用基质辅助激光解吸/电离飞行时间质谱法验证牙龈卟啉单胞菌的表型鉴定。

Phenotypic identification of Porphyromonas gingivalis validated with matrix-assisted laser desorption/ionization time-of-flight mass spectrometry.

作者信息

Rams Thomas E, Sautter Jacqueline D, Getreu Adam, van Winkelhoff Arie J

机构信息

Department of Periodontology and Oral Implantology, Oral Microbiology Testing Service Laboratory, Temple University School of Dentistry, Philadelphia, PA, 19140, USA; Department of Microbiology and Immunology, Temple University School of Medicine, Philadelphia, PA, 19140, USA.

Department of Periodontology and Oral Implantology, Oral Microbiology Testing Service Laboratory, Temple University School of Dentistry, Philadelphia, PA, 19140, USA.

出版信息

Microb Pathog. 2016 May;94:112-6. doi: 10.1016/j.micpath.2016.01.021. Epub 2016 Feb 4.

DOI:10.1016/j.micpath.2016.01.021

PMID:26835658

Abstract

OBJECTIVE

Porphyromonas gingivalis is a major bacterial pathogen in human periodontitis. This study used matrix-assisted laser desorption/ionization time-of-flight (MALDI-TOF) mass spectrometry to assess the accuracy of a rapid phenotypic identification scheme for detection of cultivable P. gingivalis in human subgingival plaque biofilms.

METHODS

A total of 314 fresh cultivable subgingival isolates from 38 adults with chronic periodontitis were presumptively identified on anaerobically-incubated enriched Brucella blood agar primary isolation plates as P. gingivalis based on dark-pigmented colony morphology, lack of a brick-red autofluorescence reaction under long-wave ultraviolet light, and a positive CAAM fluorescence test for trypsin-like enzyme activity. Each presumptive P. gingivalis isolate, and a panel of other human subgingival bacterial species, were subjected to MALDI-TOF mass spectrometry analysis using a benchtop mass spectrometer equipped with software containing mass spectra for P. gingivalis in its reference library of bacterial protein profiles. A MALDI-TOF mass spectrometry log score of ≥1.7 was required for species identification of the subgingival isolates.

- - - - - - -

(待答问题)
[a] 在这篇关于牙龈卟啉单胞菌鉴定的摘要中，研究共检测了多少株龈下分离株？它们来自多少名成人？
[b] 请接着这篇关于牙龈卟啉单胞菌表型鉴定的摘要的最后一句往下续写。

- - - - - - -

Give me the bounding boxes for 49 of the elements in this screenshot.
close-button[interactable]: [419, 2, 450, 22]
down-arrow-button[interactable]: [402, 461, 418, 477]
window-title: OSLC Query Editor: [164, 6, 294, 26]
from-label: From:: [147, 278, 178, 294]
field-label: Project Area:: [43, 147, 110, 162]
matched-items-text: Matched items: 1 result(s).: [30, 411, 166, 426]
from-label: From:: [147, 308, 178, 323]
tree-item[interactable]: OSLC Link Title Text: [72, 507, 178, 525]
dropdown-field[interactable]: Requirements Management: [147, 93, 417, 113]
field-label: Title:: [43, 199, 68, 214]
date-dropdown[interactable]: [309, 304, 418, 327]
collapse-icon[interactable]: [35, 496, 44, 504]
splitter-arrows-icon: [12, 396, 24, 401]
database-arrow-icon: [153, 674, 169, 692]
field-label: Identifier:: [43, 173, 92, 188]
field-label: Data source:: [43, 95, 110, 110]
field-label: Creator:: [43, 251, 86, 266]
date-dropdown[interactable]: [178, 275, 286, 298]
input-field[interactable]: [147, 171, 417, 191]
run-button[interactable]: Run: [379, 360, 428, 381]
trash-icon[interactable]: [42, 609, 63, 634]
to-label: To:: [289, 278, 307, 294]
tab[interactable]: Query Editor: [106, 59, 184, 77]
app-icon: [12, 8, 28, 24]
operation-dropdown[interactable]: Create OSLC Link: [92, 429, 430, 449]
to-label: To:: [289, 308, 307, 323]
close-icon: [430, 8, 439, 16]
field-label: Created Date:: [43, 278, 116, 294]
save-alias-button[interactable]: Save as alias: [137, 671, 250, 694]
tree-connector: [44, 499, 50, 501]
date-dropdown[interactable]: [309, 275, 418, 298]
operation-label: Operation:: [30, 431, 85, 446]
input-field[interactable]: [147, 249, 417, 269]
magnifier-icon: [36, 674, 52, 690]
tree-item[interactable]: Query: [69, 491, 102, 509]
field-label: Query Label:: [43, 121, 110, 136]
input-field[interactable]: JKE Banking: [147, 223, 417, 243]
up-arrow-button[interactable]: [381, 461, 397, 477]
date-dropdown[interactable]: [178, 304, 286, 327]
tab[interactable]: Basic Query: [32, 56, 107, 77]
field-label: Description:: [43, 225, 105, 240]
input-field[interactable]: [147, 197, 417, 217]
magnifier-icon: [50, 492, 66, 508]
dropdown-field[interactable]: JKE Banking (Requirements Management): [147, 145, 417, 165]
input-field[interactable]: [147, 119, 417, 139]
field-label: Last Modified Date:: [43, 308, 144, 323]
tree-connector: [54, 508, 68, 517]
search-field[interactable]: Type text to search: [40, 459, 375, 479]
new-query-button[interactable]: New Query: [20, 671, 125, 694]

- - - - - - -

(逐题结果)
[a] 共检测了314株龈下分离株，来自38名患有慢性牙周炎的成人。

[b]
RESULTS

All 314 (100%) presumptive P. gingivalis subgingival isolates were confirmed as P. gingivalis with MALDI-TOF mass spectrometry analysis (Cohen's kappa coefficient = 1.0). MALDI-TOF mass spectrometry log scores between 1.7 and 1.9, and ≥2.0, were found for 92 (29.3%) and 222 (70.7%), respectively, of the presumptive P. gingivalis clinical isolates. No other tested bacterial species was identified as P. gingivalis by MALDI-TOF mass spectrometry.

CONCLUSIONS

Rapid phenotypic identification of cultivable P. gingivalis in human subgingival biofilm specimens was found to be 100% accurate with MALDI-TOF mass spectrometry. These findings provide validation for the continued use of P. gingivalis research data based on this species identification methodology.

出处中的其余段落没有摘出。